- [Objective]:
Filter these entries, keeping only lines that hold the word "file".

- [Data]:
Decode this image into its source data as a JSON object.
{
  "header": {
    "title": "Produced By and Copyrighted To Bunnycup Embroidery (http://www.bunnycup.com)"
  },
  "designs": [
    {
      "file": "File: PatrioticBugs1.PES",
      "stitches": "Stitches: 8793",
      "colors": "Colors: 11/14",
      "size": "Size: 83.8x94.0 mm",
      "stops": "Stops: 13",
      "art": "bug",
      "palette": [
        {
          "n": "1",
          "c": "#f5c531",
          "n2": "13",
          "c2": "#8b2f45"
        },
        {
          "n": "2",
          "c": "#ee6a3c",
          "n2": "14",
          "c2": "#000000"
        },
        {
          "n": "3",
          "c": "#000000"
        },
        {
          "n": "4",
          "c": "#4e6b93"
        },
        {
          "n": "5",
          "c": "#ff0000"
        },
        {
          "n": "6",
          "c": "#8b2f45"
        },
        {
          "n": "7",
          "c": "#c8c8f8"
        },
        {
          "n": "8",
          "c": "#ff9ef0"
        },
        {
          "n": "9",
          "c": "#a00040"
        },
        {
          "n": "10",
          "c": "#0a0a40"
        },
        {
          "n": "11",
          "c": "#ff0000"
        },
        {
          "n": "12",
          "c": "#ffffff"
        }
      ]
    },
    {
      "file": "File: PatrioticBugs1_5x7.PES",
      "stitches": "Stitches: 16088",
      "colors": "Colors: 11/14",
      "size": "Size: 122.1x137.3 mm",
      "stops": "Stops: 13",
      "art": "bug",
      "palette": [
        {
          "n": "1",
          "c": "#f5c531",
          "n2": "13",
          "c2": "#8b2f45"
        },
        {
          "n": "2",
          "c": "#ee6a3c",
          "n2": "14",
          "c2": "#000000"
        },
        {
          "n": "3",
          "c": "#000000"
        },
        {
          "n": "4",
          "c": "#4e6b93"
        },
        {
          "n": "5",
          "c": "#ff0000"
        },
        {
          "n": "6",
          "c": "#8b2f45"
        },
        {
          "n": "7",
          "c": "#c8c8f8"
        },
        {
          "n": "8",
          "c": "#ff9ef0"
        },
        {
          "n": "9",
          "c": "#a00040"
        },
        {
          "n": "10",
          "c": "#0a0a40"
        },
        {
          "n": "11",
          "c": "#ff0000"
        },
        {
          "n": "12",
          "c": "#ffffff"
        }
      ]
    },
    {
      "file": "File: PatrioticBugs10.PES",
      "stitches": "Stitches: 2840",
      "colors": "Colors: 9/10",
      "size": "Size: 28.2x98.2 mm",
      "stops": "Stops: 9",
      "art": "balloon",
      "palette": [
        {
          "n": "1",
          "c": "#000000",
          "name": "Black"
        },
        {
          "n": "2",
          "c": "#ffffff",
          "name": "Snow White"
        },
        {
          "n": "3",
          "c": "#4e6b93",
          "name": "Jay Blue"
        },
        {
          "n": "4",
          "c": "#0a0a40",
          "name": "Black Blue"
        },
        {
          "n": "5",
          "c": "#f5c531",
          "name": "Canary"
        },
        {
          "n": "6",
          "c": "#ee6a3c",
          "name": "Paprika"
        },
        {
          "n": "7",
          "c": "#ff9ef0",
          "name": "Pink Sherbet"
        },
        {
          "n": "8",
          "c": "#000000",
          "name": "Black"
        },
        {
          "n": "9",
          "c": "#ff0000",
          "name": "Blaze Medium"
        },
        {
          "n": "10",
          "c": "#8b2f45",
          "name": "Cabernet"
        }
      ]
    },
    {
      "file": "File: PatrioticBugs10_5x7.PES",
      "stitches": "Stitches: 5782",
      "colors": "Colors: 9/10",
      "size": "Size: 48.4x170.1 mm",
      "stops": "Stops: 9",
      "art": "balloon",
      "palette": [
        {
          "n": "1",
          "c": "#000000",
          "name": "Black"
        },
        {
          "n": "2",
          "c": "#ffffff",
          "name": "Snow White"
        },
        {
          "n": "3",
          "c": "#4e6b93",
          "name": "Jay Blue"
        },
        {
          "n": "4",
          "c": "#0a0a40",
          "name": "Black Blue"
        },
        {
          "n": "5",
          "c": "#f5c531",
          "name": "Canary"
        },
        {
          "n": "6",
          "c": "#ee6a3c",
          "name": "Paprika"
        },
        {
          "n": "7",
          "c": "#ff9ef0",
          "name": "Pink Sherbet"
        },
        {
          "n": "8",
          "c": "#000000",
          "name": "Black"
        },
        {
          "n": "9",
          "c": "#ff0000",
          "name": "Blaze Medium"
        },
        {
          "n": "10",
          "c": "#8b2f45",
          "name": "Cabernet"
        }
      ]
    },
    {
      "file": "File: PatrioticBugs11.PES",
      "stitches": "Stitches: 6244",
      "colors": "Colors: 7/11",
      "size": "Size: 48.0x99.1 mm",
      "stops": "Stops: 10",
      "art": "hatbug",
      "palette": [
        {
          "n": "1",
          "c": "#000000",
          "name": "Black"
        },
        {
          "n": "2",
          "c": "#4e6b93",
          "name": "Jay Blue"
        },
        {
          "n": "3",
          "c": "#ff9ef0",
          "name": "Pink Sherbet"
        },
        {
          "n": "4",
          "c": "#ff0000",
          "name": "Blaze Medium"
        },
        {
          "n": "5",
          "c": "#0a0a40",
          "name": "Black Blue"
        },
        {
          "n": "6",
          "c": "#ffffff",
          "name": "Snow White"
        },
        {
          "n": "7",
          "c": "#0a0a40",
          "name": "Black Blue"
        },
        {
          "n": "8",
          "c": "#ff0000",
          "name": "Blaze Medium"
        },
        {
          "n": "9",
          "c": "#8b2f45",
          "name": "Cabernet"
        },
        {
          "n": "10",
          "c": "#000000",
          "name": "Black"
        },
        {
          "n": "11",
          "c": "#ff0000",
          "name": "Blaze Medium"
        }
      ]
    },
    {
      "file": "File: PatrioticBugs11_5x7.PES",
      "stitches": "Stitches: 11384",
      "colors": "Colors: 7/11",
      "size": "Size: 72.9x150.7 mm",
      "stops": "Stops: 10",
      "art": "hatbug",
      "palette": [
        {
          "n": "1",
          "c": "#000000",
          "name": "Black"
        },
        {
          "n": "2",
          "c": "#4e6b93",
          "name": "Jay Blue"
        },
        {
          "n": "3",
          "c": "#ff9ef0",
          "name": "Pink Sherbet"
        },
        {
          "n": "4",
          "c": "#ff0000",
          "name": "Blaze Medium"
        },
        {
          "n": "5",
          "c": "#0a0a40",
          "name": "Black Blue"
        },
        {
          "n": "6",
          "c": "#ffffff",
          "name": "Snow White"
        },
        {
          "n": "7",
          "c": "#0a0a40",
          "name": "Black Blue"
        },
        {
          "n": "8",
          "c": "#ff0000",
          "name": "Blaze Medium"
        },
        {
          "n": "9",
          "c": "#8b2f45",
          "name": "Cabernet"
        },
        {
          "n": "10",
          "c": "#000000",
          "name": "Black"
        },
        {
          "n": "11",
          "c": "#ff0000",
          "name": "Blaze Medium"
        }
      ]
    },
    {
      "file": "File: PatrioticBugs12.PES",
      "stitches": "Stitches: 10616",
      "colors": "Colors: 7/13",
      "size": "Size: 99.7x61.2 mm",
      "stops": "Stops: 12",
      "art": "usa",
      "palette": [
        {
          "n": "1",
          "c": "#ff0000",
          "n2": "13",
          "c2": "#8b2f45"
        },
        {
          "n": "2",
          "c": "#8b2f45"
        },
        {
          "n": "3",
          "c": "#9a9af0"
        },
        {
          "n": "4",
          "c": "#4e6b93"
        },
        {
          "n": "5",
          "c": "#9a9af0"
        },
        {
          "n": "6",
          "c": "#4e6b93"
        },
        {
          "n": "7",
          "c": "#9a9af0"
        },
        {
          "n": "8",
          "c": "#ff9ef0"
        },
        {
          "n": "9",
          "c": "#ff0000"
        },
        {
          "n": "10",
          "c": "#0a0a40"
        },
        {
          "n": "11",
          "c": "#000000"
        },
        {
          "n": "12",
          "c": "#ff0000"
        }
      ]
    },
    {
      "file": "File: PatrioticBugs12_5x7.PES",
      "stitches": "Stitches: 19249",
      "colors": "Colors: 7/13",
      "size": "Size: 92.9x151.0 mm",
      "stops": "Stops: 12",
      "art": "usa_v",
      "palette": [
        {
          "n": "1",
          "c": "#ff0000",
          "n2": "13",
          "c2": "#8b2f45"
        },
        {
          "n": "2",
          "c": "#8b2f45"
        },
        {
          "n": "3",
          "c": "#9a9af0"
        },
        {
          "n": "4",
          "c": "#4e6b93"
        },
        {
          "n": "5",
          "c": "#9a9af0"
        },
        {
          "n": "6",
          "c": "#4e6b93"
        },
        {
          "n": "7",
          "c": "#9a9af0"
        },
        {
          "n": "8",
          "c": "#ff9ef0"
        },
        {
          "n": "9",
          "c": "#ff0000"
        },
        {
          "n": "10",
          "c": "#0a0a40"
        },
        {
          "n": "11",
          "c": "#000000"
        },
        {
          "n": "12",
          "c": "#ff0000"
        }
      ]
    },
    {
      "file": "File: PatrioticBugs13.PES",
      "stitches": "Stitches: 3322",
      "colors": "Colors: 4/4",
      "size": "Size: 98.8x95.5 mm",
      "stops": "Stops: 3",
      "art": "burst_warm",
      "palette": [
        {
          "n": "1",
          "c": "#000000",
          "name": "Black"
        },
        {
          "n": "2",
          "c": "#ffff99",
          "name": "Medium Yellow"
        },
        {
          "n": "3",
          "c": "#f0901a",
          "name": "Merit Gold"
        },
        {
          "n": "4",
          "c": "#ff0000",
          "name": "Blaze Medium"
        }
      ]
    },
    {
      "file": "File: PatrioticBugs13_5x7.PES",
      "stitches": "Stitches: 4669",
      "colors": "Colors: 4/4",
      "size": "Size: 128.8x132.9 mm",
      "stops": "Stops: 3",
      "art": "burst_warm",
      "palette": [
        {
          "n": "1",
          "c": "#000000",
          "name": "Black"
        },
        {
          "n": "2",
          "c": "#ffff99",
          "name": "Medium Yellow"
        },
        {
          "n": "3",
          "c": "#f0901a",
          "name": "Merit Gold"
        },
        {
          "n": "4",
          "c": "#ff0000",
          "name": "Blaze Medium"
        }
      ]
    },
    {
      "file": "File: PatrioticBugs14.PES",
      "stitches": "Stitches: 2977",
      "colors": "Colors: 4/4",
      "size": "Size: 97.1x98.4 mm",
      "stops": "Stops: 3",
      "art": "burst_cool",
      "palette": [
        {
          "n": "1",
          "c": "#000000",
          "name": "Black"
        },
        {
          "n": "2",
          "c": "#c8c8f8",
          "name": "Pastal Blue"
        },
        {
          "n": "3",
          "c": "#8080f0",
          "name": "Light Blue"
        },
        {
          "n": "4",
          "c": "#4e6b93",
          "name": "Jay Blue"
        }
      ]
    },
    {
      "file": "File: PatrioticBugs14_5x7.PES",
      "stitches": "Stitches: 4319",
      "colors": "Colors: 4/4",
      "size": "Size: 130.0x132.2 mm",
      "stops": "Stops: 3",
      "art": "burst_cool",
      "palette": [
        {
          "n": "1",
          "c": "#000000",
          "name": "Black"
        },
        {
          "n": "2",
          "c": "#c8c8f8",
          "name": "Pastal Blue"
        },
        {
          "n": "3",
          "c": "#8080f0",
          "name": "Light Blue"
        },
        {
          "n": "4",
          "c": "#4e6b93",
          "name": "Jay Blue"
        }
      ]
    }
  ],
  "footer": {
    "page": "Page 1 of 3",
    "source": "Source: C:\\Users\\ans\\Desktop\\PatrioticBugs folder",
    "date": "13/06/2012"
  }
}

- [Response to this exercise]:
      "file": "File: PatrioticBugs1.PES",
      "file": "File: PatrioticBugs1_5x7.PES",
      "file": "File: PatrioticBugs10.PES",
      "file": "File: PatrioticBugs10_5x7.PES",
      "file": "File: PatrioticBugs11.PES",
      "file": "File: PatrioticBugs11_5x7.PES",
      "file": "File: PatrioticBugs12.PES",
      "file": "File: PatrioticBugs12_5x7.PES",
      "file": "File: PatrioticBugs13.PES",
      "file": "File: PatrioticBugs13_5x7.PES",
      "file": "File: PatrioticBugs14.PES",
      "file": "File: PatrioticBugs14_5x7.PES",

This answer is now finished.